Stated goal =
From the listing that follows, extract every line and set it down unaltered.

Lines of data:
--------------------------------

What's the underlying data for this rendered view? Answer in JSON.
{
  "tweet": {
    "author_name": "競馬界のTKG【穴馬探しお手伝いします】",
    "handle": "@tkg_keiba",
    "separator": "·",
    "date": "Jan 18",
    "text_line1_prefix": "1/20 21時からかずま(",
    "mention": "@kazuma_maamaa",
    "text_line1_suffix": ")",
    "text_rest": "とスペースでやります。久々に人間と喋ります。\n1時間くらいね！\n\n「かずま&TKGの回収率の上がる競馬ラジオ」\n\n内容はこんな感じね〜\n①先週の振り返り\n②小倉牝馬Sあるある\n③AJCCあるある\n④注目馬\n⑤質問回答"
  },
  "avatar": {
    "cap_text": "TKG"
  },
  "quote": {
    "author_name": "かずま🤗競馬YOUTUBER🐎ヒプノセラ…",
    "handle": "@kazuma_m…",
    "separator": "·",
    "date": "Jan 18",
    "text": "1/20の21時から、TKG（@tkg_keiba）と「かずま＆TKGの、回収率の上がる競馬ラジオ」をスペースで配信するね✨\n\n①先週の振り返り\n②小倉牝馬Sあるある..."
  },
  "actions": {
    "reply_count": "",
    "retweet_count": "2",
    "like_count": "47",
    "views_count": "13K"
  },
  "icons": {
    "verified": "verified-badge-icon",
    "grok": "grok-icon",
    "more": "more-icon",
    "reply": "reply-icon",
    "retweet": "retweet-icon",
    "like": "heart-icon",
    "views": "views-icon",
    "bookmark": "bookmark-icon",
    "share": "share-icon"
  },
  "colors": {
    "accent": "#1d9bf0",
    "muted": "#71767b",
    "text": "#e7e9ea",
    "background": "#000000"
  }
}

--------------------------------

Answer below =
What's the underlying data for this rendered view? Answer in JSON.
{
  "tweet": {
    "author_name": "競馬界のTKG【穴馬探しお手伝いします】",
    "handle": "@tkg_keiba",
    "separator": "·",
    "date": "Jan 18",
    "text_line1_prefix": "1/20 21時からかずま(",
    "mention": "@kazuma_maamaa",
    "text_line1_suffix": ")",
    "text_rest": "とスペースでやります。久々に人間と喋ります。\n1時間くらいね！\n\n「かずま&TKGの回収率の上がる競馬ラジオ」\n\n内容はこんな感じね〜\n①先週の振り返り\n②小倉牝馬Sあるある\n③AJCCあるある\n④注目馬\n⑤質問回答"
  },
  "avatar": {
    "cap_text": "TKG"
  },
  "quote": {
    "author_name": "かずま🤗競馬YOUTUBER🐎ヒプノセラ…",
    "handle": "@kazuma_m…",
    "separator": "·",
    "date": "Jan 18",
    "text": "1/20の21時から、TKG（@tkg_keiba）と「かずま＆TKGの、回収率の上がる競馬ラジオ」をスペースで配信するね✨\n\n①先週の振り返り\n②小倉牝馬Sあるある..."
  },
  "actions": {
    "reply_count": "",
    "retweet_count": "2",
    "like_count": "47",
    "views_count": "13K"
  },
  "icons": {
    "verified": "verified-badge-icon",
    "grok": "grok-icon",
    "more": "more-icon",
    "reply": "reply-icon",
    "retweet": "retweet-icon",
    "like": "heart-icon",
    "views": "views-icon",
    "bookmark": "bookmark-icon",
    "share": "share-icon"
  },
  "colors": {
    "accent": "#1d9bf0",
    "muted": "#71767b",
    "text": "#e7e9ea",
    "background": "#000000"
  }
}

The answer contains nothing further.